(DIRECTION) Copy out each line in the material below that has the word "относительной".

(DATA IN THIS EXERCISE)
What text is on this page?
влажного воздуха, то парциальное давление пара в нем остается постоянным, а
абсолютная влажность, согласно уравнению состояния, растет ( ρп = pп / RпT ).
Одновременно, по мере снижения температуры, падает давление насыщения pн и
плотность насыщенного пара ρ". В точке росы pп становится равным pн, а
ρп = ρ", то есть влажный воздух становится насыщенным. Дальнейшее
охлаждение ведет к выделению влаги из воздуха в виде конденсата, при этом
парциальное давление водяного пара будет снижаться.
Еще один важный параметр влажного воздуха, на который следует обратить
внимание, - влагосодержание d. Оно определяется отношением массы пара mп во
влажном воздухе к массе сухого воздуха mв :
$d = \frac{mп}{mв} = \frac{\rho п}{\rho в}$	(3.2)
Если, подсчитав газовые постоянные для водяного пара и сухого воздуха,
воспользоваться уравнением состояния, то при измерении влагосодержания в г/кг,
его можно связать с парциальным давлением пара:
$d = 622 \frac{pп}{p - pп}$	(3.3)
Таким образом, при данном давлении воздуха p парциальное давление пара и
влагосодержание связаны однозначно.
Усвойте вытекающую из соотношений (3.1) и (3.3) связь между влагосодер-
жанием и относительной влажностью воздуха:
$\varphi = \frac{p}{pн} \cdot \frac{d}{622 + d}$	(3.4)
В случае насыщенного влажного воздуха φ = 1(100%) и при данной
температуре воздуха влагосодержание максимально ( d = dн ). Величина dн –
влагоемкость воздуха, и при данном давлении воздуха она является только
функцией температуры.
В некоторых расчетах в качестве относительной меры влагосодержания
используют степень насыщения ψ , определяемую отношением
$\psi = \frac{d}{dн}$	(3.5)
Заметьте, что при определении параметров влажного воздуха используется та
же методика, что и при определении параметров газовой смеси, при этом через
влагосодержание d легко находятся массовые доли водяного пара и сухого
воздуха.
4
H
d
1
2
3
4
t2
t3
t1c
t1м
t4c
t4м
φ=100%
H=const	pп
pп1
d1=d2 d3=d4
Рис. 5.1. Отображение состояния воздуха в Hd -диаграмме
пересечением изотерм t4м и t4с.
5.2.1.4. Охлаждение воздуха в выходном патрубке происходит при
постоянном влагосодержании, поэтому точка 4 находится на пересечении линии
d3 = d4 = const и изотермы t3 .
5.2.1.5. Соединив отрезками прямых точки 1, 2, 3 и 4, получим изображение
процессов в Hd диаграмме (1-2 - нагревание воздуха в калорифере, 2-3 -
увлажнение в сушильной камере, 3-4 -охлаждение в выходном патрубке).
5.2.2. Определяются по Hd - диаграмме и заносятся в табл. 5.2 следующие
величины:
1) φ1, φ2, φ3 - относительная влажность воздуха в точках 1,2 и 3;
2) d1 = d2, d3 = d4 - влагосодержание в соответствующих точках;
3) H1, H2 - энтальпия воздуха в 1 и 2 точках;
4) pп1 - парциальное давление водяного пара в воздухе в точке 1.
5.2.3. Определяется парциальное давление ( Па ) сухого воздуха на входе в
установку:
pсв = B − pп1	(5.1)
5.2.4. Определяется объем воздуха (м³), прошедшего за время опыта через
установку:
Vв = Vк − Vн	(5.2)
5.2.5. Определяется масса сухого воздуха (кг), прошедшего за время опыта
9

(FULL OUTPUT)
жанием и относительной влажностью воздуха:
В некоторых расчетах в качестве относительной меры влагосодержания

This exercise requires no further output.